(TASK):
Keep every line where the word "Filipino" appears; drop the rest.
|---|
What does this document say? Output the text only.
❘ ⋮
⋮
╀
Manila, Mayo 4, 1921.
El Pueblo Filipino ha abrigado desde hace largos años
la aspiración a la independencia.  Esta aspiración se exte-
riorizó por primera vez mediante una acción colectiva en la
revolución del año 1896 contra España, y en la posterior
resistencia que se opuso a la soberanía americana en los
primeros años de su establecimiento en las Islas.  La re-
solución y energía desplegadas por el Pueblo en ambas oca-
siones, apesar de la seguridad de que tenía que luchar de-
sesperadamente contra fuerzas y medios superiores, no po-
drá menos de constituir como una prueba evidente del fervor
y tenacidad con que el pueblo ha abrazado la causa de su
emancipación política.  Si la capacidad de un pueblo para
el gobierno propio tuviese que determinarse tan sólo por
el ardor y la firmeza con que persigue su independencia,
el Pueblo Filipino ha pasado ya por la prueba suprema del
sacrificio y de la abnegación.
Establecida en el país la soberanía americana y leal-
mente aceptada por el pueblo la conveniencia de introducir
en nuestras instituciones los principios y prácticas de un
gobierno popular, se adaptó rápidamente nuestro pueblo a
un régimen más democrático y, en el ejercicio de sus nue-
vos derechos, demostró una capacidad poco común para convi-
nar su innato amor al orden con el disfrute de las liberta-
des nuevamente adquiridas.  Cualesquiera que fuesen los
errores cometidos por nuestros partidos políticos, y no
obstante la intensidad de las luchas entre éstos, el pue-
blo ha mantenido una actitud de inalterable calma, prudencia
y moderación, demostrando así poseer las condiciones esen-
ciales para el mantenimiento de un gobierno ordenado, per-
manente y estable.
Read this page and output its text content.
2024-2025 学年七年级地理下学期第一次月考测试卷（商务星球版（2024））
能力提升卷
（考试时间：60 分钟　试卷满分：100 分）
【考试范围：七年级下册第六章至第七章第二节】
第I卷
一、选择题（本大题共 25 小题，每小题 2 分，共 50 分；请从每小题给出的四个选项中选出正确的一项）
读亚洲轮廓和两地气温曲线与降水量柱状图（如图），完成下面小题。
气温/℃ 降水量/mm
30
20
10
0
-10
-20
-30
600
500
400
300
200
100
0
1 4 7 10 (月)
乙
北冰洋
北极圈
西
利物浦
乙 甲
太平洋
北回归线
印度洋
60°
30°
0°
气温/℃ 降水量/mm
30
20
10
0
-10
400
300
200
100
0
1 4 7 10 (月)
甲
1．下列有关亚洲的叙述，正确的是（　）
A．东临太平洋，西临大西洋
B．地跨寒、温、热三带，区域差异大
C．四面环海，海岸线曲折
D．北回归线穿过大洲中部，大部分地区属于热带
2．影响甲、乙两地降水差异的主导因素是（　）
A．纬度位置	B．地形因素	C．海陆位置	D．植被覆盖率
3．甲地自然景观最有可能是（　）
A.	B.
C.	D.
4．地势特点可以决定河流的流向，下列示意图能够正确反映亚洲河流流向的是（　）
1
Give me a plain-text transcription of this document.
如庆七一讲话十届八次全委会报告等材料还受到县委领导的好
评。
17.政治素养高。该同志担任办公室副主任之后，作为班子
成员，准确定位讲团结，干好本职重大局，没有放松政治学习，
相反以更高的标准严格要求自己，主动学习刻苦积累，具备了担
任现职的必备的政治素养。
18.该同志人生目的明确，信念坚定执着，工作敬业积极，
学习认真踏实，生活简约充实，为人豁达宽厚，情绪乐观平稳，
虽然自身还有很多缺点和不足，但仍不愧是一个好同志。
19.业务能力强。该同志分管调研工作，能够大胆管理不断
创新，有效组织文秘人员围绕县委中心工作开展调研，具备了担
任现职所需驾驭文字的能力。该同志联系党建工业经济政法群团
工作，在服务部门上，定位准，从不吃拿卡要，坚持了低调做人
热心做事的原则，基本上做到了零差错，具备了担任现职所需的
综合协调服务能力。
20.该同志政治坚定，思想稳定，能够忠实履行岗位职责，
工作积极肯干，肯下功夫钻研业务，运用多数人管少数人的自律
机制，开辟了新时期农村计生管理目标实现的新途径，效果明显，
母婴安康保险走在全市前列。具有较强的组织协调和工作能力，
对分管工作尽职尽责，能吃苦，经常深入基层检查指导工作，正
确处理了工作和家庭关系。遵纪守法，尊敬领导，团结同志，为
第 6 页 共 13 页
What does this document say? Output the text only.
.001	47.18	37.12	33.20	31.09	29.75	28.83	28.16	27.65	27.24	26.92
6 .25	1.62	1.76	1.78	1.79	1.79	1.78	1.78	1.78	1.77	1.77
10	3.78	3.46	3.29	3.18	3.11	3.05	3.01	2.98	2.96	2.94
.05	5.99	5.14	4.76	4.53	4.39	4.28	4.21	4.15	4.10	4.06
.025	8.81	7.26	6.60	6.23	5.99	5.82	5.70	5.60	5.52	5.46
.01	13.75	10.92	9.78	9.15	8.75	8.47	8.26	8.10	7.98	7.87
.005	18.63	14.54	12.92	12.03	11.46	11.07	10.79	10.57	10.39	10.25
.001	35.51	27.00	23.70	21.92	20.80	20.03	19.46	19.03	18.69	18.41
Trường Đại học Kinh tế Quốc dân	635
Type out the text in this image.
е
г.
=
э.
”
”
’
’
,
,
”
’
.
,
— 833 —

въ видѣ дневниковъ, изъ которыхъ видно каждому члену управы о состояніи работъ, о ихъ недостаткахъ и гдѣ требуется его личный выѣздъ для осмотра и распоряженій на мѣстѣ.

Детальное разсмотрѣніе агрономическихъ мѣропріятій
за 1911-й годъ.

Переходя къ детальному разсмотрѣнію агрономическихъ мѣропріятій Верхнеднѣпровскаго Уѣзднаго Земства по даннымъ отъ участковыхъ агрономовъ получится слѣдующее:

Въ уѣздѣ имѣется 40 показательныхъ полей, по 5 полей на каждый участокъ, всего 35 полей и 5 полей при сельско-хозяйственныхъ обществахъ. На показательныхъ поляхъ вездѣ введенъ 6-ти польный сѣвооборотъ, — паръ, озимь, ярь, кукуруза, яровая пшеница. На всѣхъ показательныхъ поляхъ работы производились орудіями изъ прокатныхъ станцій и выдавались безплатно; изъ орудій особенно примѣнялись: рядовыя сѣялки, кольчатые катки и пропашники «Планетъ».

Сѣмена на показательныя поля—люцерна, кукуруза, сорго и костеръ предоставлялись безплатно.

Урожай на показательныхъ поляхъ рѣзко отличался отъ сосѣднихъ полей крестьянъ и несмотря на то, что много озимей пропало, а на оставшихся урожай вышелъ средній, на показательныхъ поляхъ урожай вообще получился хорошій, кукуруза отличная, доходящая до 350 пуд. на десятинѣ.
|---|
(TASK OUTPUT):
El Pueblo Filipino ha abrigado desde hace largos años
el Pueblo Filipino ha pasado ya por la prueba suprema del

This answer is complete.